++++ Article
# Pre-requisites

**Need to Have:** The contextualized dataset file `parrot-qa-ctx.json` generated using the DPR pipeline.

Upload it to `data` folder.


In [None]:
!pip install datasets transformers sentencepiece rouge_score

# Step 2: UnifiedQA

In [None]:
QA_MODEL_NAME = 'allenai/unifiedqa-t5-large'
QA_BATCH_SIZE = 16
QA_MAX_INPUT_TOKENS = 1024

In [None]:
# Preprocess raw data into formatted input

import json


def format_qa_for_inference(qa_db):
    questions = []
    answers = []

    for pair in qa_db:
        qa_ctx = pair['question'] + ' \\n ' + ' '.join(pair['contexts'])
        questions.append(qa_ctx)
        answers.append(pair['answer'])

    return questions, answers


with open('data/parrot-qa-ctx.json') as fp:
    qa_db = json.load(fp)
questions, answers = format_qa_for_inference(qa_db)

len(questions), len(answers)

In [None]:
from transformers import T5Tokenizer, T5ForConditionalGeneration


tokenizer = T5Tokenizer.from_pretrained(QA_MODEL_NAME)
++++++++
++++ Provided data
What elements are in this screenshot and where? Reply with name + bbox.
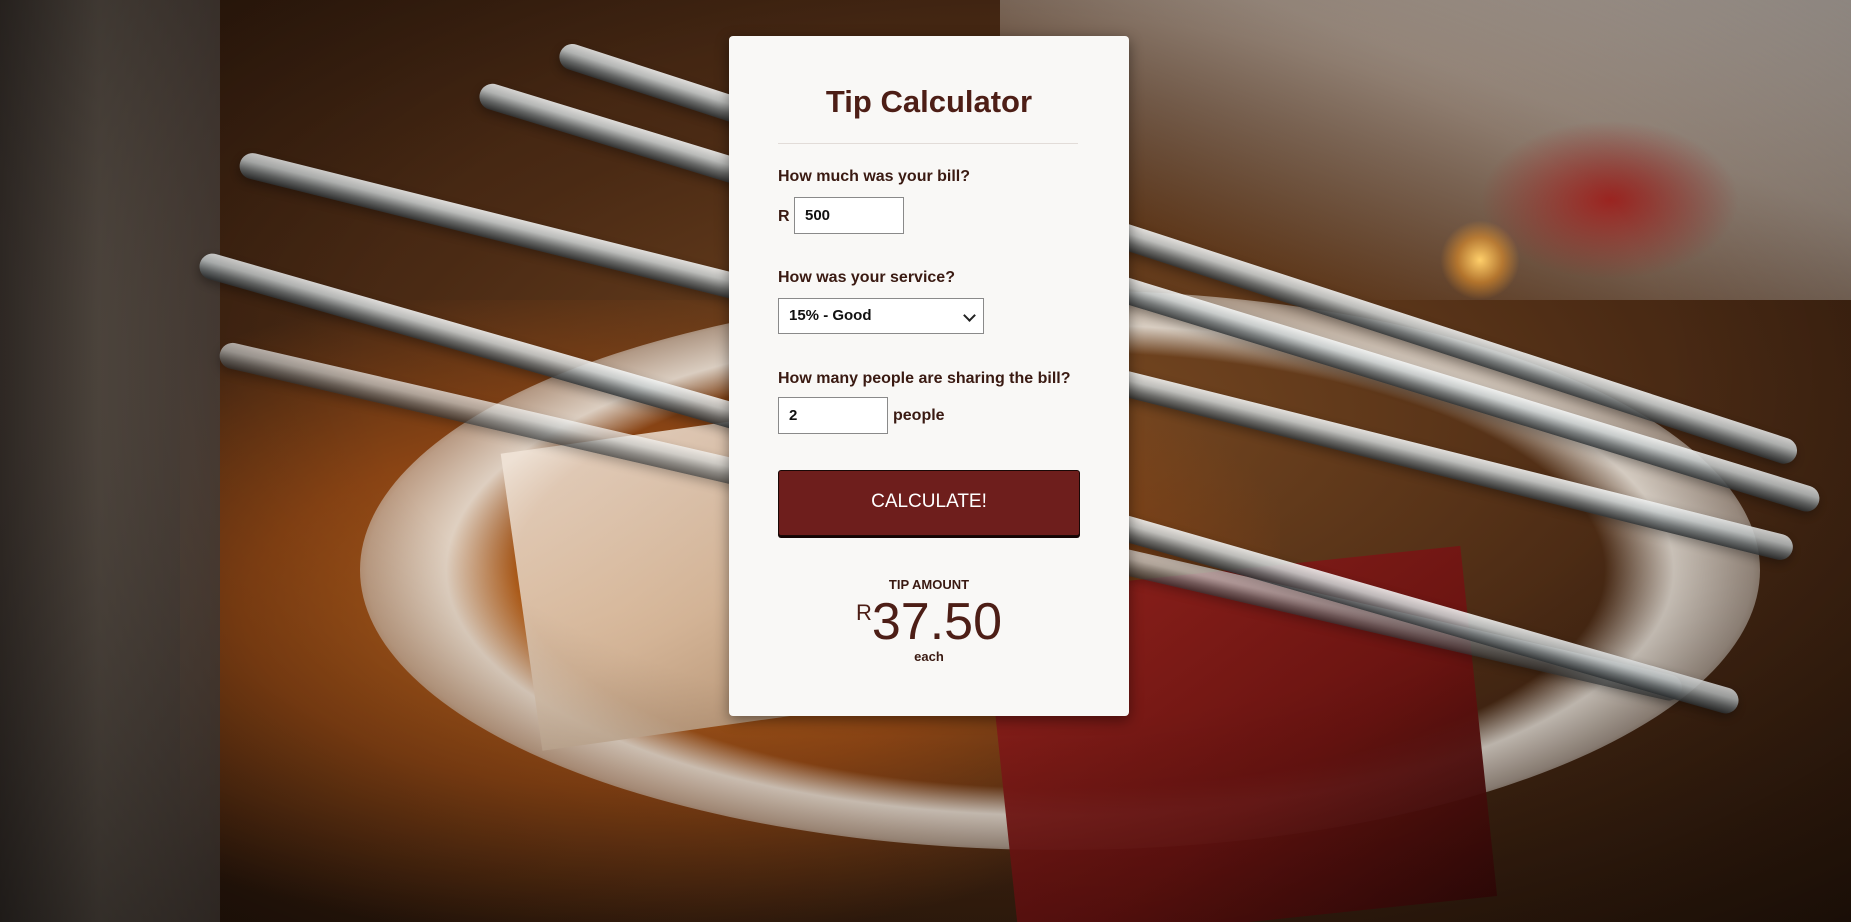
- bill-amount-input[interactable]: [794, 197, 904, 234]
- bill-currency-symbol: R: [778, 208, 790, 225]
- service-label: How was your service?: [778, 269, 955, 286]
- service-selected-value: 15% - Good: [789, 307, 872, 324]
- chevron-down-icon: [963, 309, 976, 322]
- page-title: Tip Calculator: [825, 84, 1033, 119]
- calculate-button[interactable]: CALCULATE!: [778, 470, 1080, 536]
- people-suffix: people: [893, 407, 945, 424]
- bill-label: How much was your bill?: [778, 168, 971, 185]
- tip-calculator-card: Tip Calculator How much was your bill? R…: [729, 36, 1129, 716]
- tip-amount-display: R37.50: [729, 592, 1129, 652]
- service-quality-select[interactable]: 15% - Good: [778, 298, 984, 334]
- people-label: How many people are sharing the bill?: [778, 370, 1071, 387]
- tip-amount-label: TIP AMOUNT: [888, 577, 970, 592]
- title-divider: [778, 143, 1078, 144]
- tip-each-label: each: [914, 649, 944, 664]
- tip-amount-value: 37.50: [871, 593, 1003, 651]
- people-count-input[interactable]: [778, 397, 888, 434]
- tip-currency-symbol: R: [855, 600, 872, 625]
++++++++
Job: In the UnifiedQA notebook, what value is assigned to QA_BATCH_SIZE?

Finished answer: 16